▸ Data entries
┏━━
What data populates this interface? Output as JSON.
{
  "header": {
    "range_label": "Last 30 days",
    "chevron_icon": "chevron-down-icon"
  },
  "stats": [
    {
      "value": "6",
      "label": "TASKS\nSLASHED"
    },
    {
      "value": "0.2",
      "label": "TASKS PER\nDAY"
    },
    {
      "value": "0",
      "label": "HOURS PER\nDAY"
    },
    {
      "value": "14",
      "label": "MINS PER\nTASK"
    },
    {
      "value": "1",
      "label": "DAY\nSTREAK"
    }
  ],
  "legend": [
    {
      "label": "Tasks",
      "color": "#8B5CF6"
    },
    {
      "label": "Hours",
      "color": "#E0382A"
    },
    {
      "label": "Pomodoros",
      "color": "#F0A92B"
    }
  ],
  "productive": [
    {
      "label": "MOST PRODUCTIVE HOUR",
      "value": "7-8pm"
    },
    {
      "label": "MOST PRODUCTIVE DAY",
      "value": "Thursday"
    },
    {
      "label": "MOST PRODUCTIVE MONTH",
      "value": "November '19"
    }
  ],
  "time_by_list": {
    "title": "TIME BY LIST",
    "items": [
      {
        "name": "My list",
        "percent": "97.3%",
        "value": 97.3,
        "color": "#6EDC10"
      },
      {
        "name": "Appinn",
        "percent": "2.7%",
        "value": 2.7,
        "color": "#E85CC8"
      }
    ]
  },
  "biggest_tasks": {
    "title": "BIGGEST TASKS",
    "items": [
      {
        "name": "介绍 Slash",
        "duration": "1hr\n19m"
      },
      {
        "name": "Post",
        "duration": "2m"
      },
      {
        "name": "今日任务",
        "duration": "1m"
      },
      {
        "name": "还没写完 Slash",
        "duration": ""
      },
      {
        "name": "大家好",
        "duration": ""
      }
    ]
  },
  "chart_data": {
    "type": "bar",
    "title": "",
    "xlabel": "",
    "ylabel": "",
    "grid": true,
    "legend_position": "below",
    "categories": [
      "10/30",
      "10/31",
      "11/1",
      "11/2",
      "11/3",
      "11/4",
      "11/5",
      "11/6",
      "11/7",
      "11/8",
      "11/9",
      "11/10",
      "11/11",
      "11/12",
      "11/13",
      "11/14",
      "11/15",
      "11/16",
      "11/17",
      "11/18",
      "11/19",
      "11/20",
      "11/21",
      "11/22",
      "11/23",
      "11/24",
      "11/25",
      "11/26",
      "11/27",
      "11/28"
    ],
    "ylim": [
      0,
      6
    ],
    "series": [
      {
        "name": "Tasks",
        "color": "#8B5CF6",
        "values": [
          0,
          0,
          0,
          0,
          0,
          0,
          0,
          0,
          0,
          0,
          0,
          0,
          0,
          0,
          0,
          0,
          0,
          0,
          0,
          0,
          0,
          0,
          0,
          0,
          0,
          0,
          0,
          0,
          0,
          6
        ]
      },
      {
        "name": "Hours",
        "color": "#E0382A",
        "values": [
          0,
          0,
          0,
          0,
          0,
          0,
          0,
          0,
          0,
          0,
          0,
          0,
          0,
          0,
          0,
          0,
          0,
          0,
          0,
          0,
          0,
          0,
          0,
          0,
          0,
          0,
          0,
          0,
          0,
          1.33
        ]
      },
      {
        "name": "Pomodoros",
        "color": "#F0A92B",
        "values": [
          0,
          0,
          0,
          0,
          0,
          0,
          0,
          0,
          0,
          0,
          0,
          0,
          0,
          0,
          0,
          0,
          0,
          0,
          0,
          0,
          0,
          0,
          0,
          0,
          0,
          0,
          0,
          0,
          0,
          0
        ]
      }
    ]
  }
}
┗━━
▸ Aim
Extract each entry in full and write it down exactly.

▸ Worked solution
What data populates this interface? Output as JSON.
{
  "header": {
    "range_label": "Last 30 days",
    "chevron_icon": "chevron-down-icon"
  },
  "stats": [
    {
      "value": "6",
      "label": "TASKS\nSLASHED"
    },
    {
      "value": "0.2",
      "label": "TASKS PER\nDAY"
    },
    {
      "value": "0",
      "label": "HOURS PER\nDAY"
    },
    {
      "value": "14",
      "label": "MINS PER\nTASK"
    },
    {
      "value": "1",
      "label": "DAY\nSTREAK"
    }
  ],
  "legend": [
    {
      "label": "Tasks",
      "color": "#8B5CF6"
    },
    {
      "label": "Hours",
      "color": "#E0382A"
    },
    {
      "label": "Pomodoros",
      "color": "#F0A92B"
    }
  ],
  "productive": [
    {
      "label": "MOST PRODUCTIVE HOUR",
      "value": "7-8pm"
    },
    {
      "label": "MOST PRODUCTIVE DAY",
      "value": "Thursday"
    },
    {
      "label": "MOST PRODUCTIVE MONTH",
      "value": "November '19"
    }
  ],
  "time_by_list": {
    "title": "TIME BY LIST",
    "items": [
      {
        "name": "My list",
        "percent": "97.3%",
        "value": 97.3,
        "color": "#6EDC10"
      },
      {
        "name": "Appinn",
        "percent": "2.7%",
        "value": 2.7,
        "color": "#E85CC8"
      }
    ]
  },
  "biggest_tasks": {
    "title": "BIGGEST TASKS",
    "items": [
      {
        "name": "介绍 Slash",
        "duration": "1hr\n19m"
      },
      {
        "name": "Post",
        "duration": "2m"
      },
      {
        "name": "今日任务",
        "duration": "1m"
      },
      {
        "name": "还没写完 Slash",
        "duration": ""
      },
      {
        "name": "大家好",
        "duration": ""
      }
    ]
  },
  "chart_data": {
    "type": "bar",
    "title": "",
    "xlabel": "",
    "ylabel": "",
    "grid": true,
    "legend_position": "below",
    "categories": [
      "10/30",
      "10/31",
      "11/1",
      "11/2",
      "11/3",
      "11/4",
      "11/5",
      "11/6",
      "11/7",
      "11/8",
      "11/9",
      "11/10",
      "11/11",
      "11/12",
      "11/13",
      "11/14",
      "11/15",
      "11/16",
      "11/17",
      "11/18",
      "11/19",
      "11/20",
      "11/21",
      "11/22",
      "11/23",
      "11/24",
      "11/25",
      "11/26",
      "11/27",
      "11/28"
    ],
    "ylim": [
      0,
      6
    ],
    "series": [
      {
        "name": "Tasks",
        "color": "#8B5CF6",
        "values": [
          0,
          0,
          0,
          0,
          0,
          0,
          0,
          0,
          0,
          0,
          0,
          0,
          0,
          0,
          0,
          0,
          0,
          0,
          0,
          0,
          0,
          0,
          0,
          0,
          0,
          0,
          0,
          0,
          0,
          6
        ]
      },
      {
        "name": "Hours",
        "color": "#E0382A",
        "values": [
          0,
          0,
          0,
          0,
          0,
          0,
          0,
          0,
          0,
          0,
          0,
          0,
          0,
          0,
          0,
          0,
          0,
          0,
          0,
          0,
          0,
          0,
          0,
          0,
          0,
          0,
          0,
          0,
          0,
          1.33
        ]
      },
      {
        "name": "Pomodoros",
        "color": "#F0A92B",
        "values": [
          0,
          0,
          0,
          0,
          0,
          0,
          0,
          0,
          0,
          0,
          0,
          0,
          0,
          0,
          0,
          0,
          0,
          0,
          0,
          0,
          0,
          0,
          0,
          0,
          0,
          0,
          0,
          0,
          0,
          0
        ]
      }
    ]
  }
}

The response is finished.